_GIVEN RECORDS_.

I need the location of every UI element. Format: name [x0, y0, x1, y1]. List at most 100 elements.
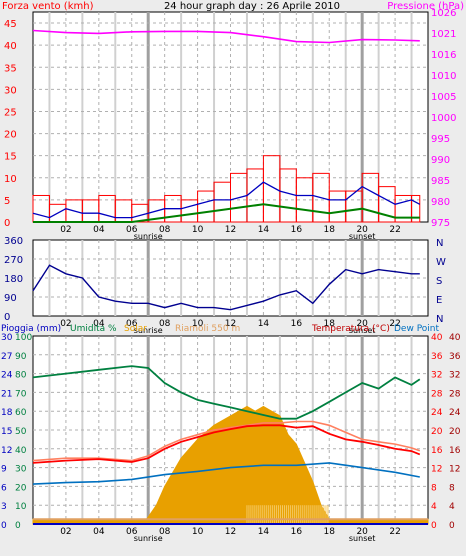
- x-tick-label: 02: [60, 527, 71, 537]
- direction-y-tick: 270: [4, 255, 23, 266]
- dewpoint-y-tick: 24: [449, 408, 461, 418]
- x-tick-label: 12: [225, 319, 236, 329]
- temperature-y-tick: 36: [431, 352, 443, 362]
- rain-y-tick: 30: [1, 333, 13, 343]
- x-tick-label: 16: [291, 225, 303, 235]
- x-tick-label: 06: [126, 225, 138, 235]
- rain-y-tick: 15: [1, 427, 12, 437]
- humidity-line: [32, 365, 421, 420]
- x-tick-label: 04: [93, 319, 105, 329]
- sunset-label: sunset: [349, 326, 376, 335]
- pressure-y-tick: 1010: [431, 71, 456, 82]
- direction-y-tick: 90: [4, 293, 17, 304]
- sunrise-label: sunrise: [134, 326, 163, 335]
- wind-y-tick: 45: [4, 19, 17, 30]
- humidity-y-tick: 10: [15, 502, 27, 512]
- dewpoint-y-tick: 12: [449, 465, 460, 475]
- temperature-y-tick: 32: [431, 371, 442, 381]
- sunset-label: sunset: [349, 534, 376, 543]
- pressure-y-tick: 995: [431, 134, 450, 145]
- riamoli-legend: Riamoli 550 m: [175, 324, 240, 334]
- x-tick-label: 08: [159, 527, 171, 537]
- x-tick-label: 10: [192, 319, 204, 329]
- temperature-y-tick: 8: [431, 483, 437, 493]
- x-tick-label: 16: [291, 527, 303, 537]
- pressure-y-tick: 1005: [431, 92, 456, 103]
- rain-y-tick: 24: [1, 371, 13, 381]
- x-tick-label: 10: [192, 225, 204, 235]
- humidity-y-tick: 40: [15, 446, 27, 456]
- rain-y-tick: 27: [1, 352, 12, 362]
- chart-title: 24 hour graph day : 26 Aprile 2010: [164, 1, 340, 12]
- dewpoint-y-tick: 36: [449, 352, 461, 362]
- x-tick-label: 18: [324, 225, 336, 235]
- dewpoint-y-tick: 0: [449, 521, 455, 531]
- temperature-y-tick: 28: [431, 389, 443, 399]
- x-tick-label: 20: [356, 225, 368, 235]
- pressure-y-tick: 985: [431, 176, 450, 187]
- dewpoint-y-tick: 8: [449, 483, 455, 493]
- pressure-y-tick: 1016: [431, 50, 456, 61]
- pressure-y-tick: 975: [431, 218, 450, 229]
- wind-bar: [411, 194, 421, 223]
- x-tick-label: 12: [225, 225, 236, 235]
- wind-y-tick: 5: [4, 196, 10, 207]
- x-tick-label: 08: [159, 319, 171, 329]
- temperature-axis-title: Temperatura (°C): [311, 324, 390, 334]
- dewpoint-y-tick: 16: [449, 446, 461, 456]
- dewpoint-y-tick: 4: [449, 502, 455, 512]
- x-tick-label: 02: [60, 225, 71, 235]
- pressure-y-tick: 1021: [431, 29, 456, 40]
- rain-y-tick: 12: [1, 446, 12, 456]
- x-tick-label: 02: [60, 319, 71, 329]
- compass-tick: E: [436, 295, 442, 306]
- x-tick-label: 04: [93, 225, 105, 235]
- temperature-y-tick: 40: [431, 333, 443, 343]
- x-tick-label: 08: [159, 225, 171, 235]
- sunrise-label: sunrise: [134, 534, 163, 543]
- pressure-y-tick: 1000: [431, 113, 456, 124]
- humidity-y-tick: 80: [15, 371, 27, 381]
- wind-y-tick: 10: [4, 174, 17, 185]
- dewpoint-y-tick: 20: [449, 427, 461, 437]
- dewpoint-y-tick: 40: [449, 333, 461, 343]
- pressure-y-tick: 980: [431, 197, 450, 208]
- sunrise-label: sunrise: [134, 232, 163, 241]
- wind-y-tick: 15: [4, 152, 17, 163]
- wind-y-tick: 30: [4, 85, 17, 96]
- humidity-y-tick: 20: [15, 483, 27, 493]
- pressure-y-tick: 1026: [431, 8, 456, 19]
- x-tick-label: 06: [126, 319, 138, 329]
- temperature-y-tick: 0: [431, 521, 437, 531]
- wind-max-line: [32, 181, 421, 219]
- direction-line: [32, 264, 420, 311]
- wind-avg-line: [33, 203, 420, 223]
- dewpoint-y-tick: 32: [449, 371, 460, 381]
- x-tick-label: 22: [389, 225, 400, 235]
- x-tick-label: 14: [258, 527, 270, 537]
- x-tick-label: 06: [126, 527, 138, 537]
- humidity-y-tick: 100: [15, 333, 32, 343]
- humidity-y-tick: 60: [15, 408, 27, 418]
- temperature-line: [32, 424, 421, 464]
- x-tick-label: 12: [225, 527, 236, 537]
- compass-tick: S: [436, 276, 442, 287]
- x-tick-label: 14: [258, 319, 270, 329]
- wind-y-tick: 25: [4, 107, 17, 118]
- humidity-y-tick: 90: [15, 352, 27, 362]
- compass-tick: W: [436, 257, 446, 268]
- x-tick-label: 18: [324, 319, 336, 329]
- humidity-y-tick: 50: [15, 427, 27, 437]
- dewpoint-y-tick: 28: [449, 389, 461, 399]
- pressure-line: [32, 29, 420, 44]
- direction-y-tick: 0: [4, 312, 10, 323]
- right-axis-title: Pressione (hPa): [387, 1, 464, 12]
- wind-y-tick: 35: [4, 63, 17, 74]
- rain-y-tick: 3: [1, 502, 7, 512]
- rain-y-tick: 0: [1, 521, 7, 531]
- solar-legend: Solar: [124, 324, 147, 334]
- x-tick-label: 16: [291, 319, 303, 329]
- x-tick-label: 18: [324, 527, 336, 537]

_DIRECTION_. Copy out everything from the line containing "- x-tick-label: 02: [60, 527, 71, 537]" down to the line containing "- x-tick-label: 04: [93, 319, 105, 329]", including both of those lines, without changing anything.

_SOLUTION_.
- x-tick-label: 02: [60, 527, 71, 537]
- direction-y-tick: 270: [4, 255, 23, 266]
- dewpoint-y-tick: 24: [449, 408, 461, 418]
- x-tick-label: 12: [225, 319, 236, 329]
- temperature-y-tick: 36: [431, 352, 443, 362]
- rain-y-tick: 30: [1, 333, 13, 343]
- x-tick-label: 16: [291, 225, 303, 235]
- x-tick-label: 06: [126, 225, 138, 235]
- rain-y-tick: 15: [1, 427, 12, 437]
- humidity-line: [32, 365, 421, 420]
- x-tick-label: 04: [93, 319, 105, 329]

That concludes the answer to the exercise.